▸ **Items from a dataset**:
......
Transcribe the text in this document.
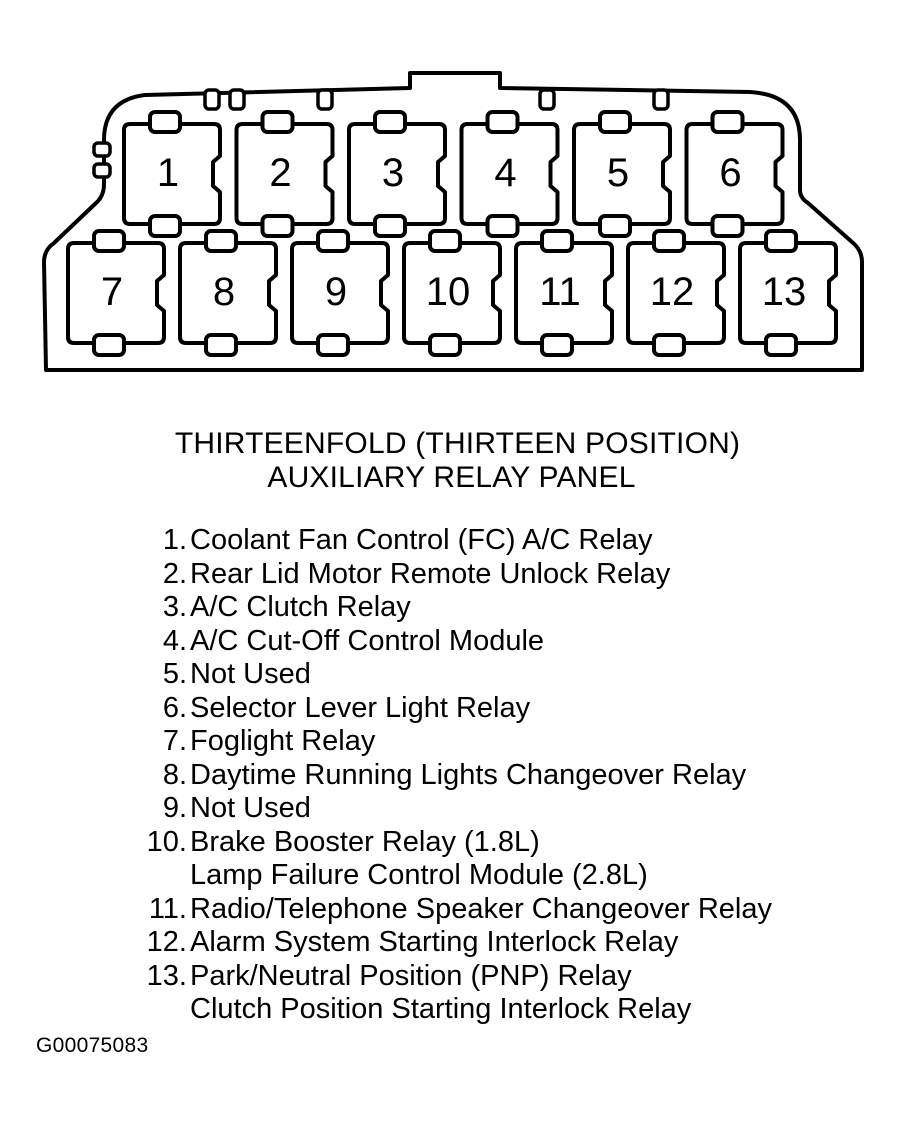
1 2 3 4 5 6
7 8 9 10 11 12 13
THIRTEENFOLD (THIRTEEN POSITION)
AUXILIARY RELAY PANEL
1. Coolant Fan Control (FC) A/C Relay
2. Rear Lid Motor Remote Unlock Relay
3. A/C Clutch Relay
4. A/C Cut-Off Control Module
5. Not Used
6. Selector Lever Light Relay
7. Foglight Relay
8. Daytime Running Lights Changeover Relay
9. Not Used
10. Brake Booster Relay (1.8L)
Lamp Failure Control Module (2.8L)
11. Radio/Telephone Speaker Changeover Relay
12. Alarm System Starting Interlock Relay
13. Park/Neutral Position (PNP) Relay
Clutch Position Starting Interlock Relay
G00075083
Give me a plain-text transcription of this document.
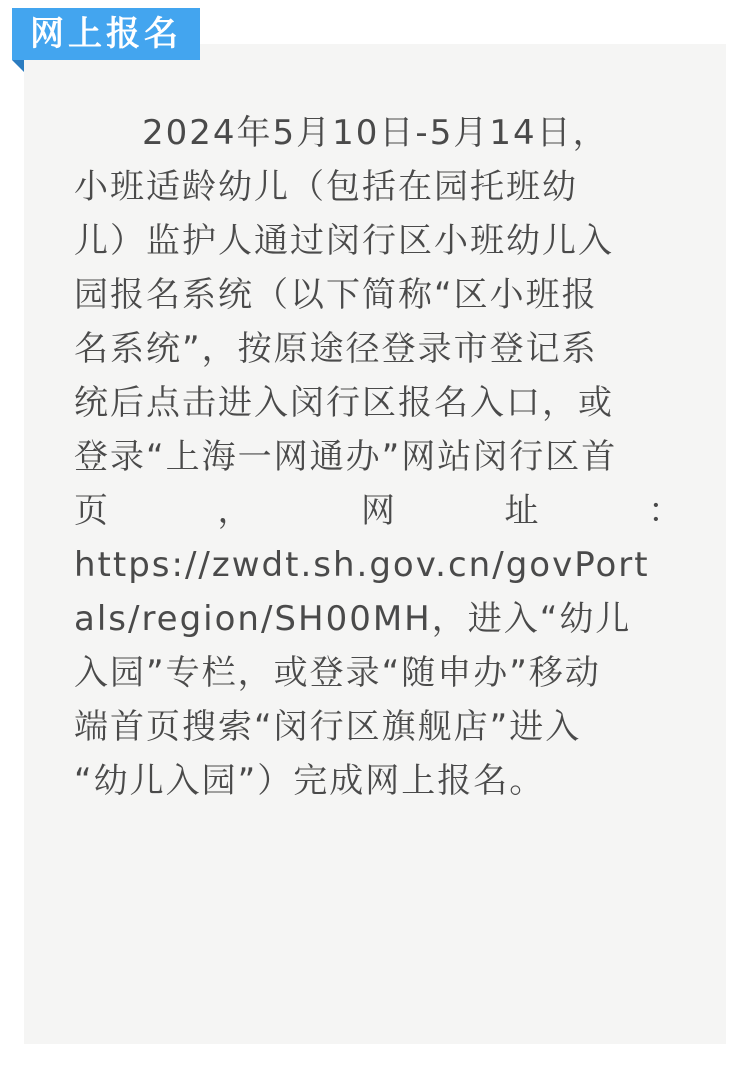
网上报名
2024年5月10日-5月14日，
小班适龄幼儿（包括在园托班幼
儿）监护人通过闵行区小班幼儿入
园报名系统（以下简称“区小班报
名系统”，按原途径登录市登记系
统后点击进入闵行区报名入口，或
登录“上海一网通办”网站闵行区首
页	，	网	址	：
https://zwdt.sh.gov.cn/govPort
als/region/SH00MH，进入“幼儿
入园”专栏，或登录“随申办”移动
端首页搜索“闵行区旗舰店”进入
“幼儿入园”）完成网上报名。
......
▸ **Exercise requirements**: Quote the records in full and exactly; skip any image.

▸ **Task result**:
Transcribe the text in this document.
1 2 3 4 5 6
7 8 9 10 11 12 13
THIRTEENFOLD (THIRTEEN POSITION)
AUXILIARY RELAY PANEL
1. Coolant Fan Control (FC) A/C Relay
2. Rear Lid Motor Remote Unlock Relay
3. A/C Clutch Relay
4. A/C Cut-Off Control Module
5. Not Used
6. Selector Lever Light Relay
7. Foglight Relay
8. Daytime Running Lights Changeover Relay
9. Not Used
10. Brake Booster Relay (1.8L)
Lamp Failure Control Module (2.8L)
11. Radio/Telephone Speaker Changeover Relay
12. Alarm System Starting Interlock Relay
13. Park/Neutral Position (PNP) Relay
Clutch Position Starting Interlock Relay
G00075083
Give me a plain-text transcription of this document.
网上报名
2024年5月10日-5月14日，
小班适龄幼儿（包括在园托班幼
儿）监护人通过闵行区小班幼儿入
园报名系统（以下简称“区小班报
名系统”，按原途径登录市登记系
统后点击进入闵行区报名入口，或
登录“上海一网通办”网站闵行区首
页	，	网	址	：
https://zwdt.sh.gov.cn/govPort
als/region/SH00MH，进入“幼儿
入园”专栏，或登录“随申办”移动
端首页搜索“闵行区旗舰店”进入
“幼儿入园”）完成网上报名。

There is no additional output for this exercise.